» WHAT IS ASKED: Find every line in the records below that holds the word "Automática", and copy it out.

:::

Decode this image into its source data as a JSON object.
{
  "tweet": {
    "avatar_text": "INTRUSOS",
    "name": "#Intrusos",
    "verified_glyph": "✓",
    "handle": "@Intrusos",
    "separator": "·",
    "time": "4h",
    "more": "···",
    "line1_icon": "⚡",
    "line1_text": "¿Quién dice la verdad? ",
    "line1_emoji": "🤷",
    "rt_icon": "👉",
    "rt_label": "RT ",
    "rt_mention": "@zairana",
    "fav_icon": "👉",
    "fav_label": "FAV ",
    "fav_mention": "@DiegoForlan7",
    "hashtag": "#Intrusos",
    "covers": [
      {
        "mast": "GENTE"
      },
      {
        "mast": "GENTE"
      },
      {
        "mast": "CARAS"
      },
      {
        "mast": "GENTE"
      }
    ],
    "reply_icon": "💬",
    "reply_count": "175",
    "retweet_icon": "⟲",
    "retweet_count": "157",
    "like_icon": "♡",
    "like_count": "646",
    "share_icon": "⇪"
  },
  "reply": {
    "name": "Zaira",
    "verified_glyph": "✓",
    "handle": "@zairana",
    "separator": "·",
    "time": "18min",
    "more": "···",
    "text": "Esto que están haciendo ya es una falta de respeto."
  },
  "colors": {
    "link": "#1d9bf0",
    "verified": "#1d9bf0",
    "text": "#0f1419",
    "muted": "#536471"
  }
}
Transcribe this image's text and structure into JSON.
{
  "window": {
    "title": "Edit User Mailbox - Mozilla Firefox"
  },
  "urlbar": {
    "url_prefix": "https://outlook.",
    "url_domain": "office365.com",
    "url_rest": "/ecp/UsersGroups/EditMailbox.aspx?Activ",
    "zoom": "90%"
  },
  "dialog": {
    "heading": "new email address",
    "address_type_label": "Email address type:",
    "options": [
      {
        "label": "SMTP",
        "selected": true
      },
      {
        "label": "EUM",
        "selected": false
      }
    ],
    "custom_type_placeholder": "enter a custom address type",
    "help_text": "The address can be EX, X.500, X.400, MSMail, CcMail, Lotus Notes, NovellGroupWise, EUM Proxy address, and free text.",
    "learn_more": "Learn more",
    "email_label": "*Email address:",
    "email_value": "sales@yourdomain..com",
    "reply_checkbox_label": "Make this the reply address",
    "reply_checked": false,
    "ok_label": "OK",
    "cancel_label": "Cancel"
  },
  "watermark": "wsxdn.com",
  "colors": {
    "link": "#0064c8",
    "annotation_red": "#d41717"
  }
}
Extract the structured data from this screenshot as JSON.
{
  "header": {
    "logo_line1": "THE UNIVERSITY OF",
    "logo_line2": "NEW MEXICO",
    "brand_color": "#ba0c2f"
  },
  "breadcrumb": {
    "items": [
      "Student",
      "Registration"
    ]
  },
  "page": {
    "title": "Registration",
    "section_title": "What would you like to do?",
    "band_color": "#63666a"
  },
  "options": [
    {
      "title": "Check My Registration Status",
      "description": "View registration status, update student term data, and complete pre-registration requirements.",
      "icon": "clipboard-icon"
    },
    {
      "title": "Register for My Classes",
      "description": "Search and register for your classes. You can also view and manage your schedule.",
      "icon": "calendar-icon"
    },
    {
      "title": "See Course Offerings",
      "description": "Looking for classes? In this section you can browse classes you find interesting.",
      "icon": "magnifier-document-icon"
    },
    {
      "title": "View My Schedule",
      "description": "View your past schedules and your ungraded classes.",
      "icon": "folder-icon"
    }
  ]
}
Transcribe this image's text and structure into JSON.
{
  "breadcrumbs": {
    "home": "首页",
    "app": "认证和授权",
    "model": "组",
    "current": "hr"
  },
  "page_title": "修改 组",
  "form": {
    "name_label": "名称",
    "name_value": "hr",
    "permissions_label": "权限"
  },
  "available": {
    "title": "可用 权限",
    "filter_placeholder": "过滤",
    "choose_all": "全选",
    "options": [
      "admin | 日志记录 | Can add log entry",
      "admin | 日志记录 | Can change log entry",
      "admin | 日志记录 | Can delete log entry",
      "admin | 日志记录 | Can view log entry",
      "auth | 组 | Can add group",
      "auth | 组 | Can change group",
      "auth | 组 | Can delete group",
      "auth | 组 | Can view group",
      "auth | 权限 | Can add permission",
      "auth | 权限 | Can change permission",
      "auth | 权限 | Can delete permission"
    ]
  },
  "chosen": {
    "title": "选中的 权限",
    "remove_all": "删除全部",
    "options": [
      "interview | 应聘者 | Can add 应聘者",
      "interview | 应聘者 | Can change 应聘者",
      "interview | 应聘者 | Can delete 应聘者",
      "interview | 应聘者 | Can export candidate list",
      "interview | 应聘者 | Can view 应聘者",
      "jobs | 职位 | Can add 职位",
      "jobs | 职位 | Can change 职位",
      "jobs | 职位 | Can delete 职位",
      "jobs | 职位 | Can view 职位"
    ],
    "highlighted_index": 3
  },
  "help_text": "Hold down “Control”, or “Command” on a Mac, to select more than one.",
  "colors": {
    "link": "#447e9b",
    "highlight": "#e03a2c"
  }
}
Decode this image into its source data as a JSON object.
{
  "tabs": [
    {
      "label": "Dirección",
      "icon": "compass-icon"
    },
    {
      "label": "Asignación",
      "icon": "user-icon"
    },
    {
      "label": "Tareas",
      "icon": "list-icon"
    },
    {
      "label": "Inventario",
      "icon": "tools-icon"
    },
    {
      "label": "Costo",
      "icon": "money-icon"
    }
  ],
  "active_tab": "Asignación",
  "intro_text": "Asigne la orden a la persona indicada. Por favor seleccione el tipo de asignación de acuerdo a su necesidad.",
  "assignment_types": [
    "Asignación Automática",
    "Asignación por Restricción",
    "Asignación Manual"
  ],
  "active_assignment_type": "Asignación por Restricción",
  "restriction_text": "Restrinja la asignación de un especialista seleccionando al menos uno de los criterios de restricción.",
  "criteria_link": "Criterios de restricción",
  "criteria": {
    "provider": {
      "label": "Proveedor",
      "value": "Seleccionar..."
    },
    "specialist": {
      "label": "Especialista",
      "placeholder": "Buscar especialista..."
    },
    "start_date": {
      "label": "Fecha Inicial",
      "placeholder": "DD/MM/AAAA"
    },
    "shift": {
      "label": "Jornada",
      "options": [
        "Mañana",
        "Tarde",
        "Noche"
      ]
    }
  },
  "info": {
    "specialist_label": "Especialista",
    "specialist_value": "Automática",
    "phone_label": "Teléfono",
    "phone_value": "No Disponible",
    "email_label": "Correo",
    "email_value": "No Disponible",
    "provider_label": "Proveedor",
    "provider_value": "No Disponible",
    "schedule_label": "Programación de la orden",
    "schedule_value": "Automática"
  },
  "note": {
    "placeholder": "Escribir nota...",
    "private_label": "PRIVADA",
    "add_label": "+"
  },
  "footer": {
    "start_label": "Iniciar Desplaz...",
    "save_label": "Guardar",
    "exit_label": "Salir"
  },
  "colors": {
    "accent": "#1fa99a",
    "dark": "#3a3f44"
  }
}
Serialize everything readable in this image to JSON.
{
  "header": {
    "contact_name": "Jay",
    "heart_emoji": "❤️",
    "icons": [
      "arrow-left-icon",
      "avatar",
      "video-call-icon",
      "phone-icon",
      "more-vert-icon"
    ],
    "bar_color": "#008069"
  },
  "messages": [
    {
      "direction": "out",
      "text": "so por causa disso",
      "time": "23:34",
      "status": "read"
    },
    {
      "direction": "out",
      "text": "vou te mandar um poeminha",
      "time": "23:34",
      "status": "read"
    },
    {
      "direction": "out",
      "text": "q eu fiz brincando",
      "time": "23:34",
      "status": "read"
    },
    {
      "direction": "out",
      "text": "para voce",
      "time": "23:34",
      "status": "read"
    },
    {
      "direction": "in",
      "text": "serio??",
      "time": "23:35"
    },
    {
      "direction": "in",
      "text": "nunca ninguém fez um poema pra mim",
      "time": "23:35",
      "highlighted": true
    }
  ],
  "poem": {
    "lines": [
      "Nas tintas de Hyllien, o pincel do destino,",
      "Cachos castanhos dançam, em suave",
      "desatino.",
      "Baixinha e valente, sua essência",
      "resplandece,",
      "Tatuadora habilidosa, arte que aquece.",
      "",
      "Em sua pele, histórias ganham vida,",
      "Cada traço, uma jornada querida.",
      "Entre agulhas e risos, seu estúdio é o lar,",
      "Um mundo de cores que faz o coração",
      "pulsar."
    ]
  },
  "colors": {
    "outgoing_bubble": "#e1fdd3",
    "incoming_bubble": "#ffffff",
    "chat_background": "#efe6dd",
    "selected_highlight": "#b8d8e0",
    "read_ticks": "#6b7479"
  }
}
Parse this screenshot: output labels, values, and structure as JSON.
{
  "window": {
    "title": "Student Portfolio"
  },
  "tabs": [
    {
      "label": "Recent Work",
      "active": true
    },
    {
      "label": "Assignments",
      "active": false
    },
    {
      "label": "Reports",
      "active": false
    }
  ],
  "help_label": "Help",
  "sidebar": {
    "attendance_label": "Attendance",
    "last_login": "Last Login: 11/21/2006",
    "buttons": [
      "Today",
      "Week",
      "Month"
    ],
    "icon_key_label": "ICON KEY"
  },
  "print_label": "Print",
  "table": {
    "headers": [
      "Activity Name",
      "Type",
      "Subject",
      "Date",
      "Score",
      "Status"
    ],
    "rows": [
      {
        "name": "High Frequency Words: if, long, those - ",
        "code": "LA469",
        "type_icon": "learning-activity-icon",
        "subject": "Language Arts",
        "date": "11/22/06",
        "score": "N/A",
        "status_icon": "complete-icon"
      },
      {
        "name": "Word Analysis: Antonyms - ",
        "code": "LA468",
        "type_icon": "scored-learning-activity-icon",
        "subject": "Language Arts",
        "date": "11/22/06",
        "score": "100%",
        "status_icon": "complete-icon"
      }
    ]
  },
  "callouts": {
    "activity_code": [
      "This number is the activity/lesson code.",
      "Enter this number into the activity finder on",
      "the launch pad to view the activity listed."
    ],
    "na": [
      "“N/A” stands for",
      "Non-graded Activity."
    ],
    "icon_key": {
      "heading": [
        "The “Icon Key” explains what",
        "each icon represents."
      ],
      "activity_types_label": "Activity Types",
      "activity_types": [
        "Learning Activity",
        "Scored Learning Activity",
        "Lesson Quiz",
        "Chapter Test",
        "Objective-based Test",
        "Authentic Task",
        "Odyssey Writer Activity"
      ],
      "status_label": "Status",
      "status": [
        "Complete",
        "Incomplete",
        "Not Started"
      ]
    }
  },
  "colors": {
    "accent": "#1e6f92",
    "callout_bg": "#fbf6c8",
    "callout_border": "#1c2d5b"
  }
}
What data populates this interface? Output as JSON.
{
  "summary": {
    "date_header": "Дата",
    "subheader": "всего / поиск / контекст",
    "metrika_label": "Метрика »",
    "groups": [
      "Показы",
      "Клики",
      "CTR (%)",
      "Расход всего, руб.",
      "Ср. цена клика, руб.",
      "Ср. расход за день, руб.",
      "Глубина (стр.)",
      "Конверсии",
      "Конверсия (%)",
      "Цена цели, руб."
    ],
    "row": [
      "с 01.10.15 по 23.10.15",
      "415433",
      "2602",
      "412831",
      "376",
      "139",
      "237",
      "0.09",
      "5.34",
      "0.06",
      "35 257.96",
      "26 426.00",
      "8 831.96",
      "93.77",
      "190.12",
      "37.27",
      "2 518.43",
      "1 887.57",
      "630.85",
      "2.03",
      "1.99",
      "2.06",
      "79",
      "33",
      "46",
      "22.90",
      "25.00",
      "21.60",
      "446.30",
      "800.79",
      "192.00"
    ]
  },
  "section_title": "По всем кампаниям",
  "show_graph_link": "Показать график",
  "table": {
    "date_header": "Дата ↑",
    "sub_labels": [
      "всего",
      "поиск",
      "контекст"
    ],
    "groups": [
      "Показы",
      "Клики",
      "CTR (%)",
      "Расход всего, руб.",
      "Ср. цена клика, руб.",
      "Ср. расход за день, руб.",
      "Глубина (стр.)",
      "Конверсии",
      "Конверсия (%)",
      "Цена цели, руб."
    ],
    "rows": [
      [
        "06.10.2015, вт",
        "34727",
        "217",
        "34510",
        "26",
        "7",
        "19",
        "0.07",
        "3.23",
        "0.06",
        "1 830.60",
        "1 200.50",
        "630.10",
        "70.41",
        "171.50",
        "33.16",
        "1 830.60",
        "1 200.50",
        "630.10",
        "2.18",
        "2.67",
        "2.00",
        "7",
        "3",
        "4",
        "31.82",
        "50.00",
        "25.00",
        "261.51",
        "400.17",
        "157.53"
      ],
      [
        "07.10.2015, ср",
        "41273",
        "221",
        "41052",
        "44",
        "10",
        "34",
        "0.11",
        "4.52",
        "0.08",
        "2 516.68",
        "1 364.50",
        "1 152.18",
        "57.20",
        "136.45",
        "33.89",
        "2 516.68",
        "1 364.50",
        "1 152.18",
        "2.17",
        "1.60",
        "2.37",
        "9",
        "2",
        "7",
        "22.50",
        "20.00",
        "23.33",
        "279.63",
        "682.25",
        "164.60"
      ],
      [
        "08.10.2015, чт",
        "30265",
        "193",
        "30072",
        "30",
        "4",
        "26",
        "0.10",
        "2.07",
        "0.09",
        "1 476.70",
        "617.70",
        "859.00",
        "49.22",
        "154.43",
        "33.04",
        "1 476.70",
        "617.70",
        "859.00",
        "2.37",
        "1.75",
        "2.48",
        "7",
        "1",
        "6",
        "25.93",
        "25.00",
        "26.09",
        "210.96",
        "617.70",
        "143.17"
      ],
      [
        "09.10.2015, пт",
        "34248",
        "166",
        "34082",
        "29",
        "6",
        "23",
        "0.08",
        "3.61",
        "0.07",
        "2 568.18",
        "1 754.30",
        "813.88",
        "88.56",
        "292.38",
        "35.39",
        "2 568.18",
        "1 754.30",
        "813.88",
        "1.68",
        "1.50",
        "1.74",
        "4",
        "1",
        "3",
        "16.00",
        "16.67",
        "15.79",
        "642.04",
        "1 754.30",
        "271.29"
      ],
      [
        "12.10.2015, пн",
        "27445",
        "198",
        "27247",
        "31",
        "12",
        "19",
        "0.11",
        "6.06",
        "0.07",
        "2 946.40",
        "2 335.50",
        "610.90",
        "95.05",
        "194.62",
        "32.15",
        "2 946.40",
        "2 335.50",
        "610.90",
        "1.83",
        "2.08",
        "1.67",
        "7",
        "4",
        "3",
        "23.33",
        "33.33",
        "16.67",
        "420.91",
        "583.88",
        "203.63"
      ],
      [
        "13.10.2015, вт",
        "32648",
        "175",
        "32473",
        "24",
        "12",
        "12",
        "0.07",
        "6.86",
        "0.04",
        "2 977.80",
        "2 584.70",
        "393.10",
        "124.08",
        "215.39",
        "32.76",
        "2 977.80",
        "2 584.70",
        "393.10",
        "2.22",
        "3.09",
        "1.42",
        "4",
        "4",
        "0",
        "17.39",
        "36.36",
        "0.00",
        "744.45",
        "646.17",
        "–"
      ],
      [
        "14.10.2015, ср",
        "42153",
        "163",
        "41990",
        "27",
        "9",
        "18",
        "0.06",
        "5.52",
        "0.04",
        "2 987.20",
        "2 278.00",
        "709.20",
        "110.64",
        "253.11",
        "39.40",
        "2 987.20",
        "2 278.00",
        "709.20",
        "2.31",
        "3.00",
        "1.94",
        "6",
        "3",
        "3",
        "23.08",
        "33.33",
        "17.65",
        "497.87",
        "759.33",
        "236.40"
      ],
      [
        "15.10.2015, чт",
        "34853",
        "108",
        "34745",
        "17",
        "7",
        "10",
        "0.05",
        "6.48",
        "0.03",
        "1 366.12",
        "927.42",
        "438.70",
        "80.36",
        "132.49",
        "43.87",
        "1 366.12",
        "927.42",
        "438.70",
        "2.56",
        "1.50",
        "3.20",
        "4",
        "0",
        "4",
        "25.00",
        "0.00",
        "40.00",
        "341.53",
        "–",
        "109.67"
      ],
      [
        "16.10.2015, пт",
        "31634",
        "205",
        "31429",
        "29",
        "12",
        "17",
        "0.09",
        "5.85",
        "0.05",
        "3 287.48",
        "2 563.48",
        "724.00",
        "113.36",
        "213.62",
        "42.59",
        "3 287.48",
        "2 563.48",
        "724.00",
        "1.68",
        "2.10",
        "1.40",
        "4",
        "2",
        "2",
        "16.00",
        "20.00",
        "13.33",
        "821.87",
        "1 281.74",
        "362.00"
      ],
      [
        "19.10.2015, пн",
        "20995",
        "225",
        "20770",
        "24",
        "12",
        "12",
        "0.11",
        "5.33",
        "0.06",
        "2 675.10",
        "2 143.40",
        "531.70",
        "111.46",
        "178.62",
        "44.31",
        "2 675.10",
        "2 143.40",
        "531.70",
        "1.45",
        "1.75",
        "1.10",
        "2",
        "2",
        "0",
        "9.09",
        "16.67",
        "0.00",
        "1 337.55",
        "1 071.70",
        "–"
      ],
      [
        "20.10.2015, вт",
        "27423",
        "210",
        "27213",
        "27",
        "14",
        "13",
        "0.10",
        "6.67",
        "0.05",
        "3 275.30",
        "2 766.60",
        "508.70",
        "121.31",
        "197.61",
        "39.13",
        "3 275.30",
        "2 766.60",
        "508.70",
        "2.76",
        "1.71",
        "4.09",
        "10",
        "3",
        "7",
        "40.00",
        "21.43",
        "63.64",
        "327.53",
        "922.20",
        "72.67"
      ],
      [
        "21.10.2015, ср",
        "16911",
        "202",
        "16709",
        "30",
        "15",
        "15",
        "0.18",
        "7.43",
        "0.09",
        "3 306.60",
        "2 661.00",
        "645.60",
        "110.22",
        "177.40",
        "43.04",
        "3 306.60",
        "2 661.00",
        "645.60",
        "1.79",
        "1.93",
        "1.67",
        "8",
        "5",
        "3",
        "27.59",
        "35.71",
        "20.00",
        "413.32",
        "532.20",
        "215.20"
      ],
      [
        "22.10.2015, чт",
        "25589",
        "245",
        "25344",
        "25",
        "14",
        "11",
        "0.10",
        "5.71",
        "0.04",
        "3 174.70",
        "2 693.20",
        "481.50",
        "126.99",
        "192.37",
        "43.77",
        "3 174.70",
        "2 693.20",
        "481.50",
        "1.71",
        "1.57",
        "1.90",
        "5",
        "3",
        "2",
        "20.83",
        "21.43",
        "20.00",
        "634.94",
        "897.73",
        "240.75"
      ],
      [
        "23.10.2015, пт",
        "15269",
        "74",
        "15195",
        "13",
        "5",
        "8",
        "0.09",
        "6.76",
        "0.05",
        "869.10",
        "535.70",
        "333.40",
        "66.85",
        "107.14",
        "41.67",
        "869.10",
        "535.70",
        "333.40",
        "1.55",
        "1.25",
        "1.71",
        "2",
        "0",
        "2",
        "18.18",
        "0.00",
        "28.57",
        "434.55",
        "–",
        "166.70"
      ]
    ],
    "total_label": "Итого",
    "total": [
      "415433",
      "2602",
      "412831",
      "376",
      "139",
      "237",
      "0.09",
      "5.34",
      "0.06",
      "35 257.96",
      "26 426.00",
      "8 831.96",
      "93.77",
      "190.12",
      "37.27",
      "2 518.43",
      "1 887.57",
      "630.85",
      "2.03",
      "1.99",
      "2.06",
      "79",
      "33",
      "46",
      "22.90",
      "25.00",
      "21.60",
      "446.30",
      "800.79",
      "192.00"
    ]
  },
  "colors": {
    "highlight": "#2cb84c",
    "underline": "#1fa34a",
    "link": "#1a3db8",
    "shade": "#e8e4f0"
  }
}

:::

» ANSWER:
    "Asignación Automática",
    "specialist_value": "Automática",
    "schedule_value": "Automática"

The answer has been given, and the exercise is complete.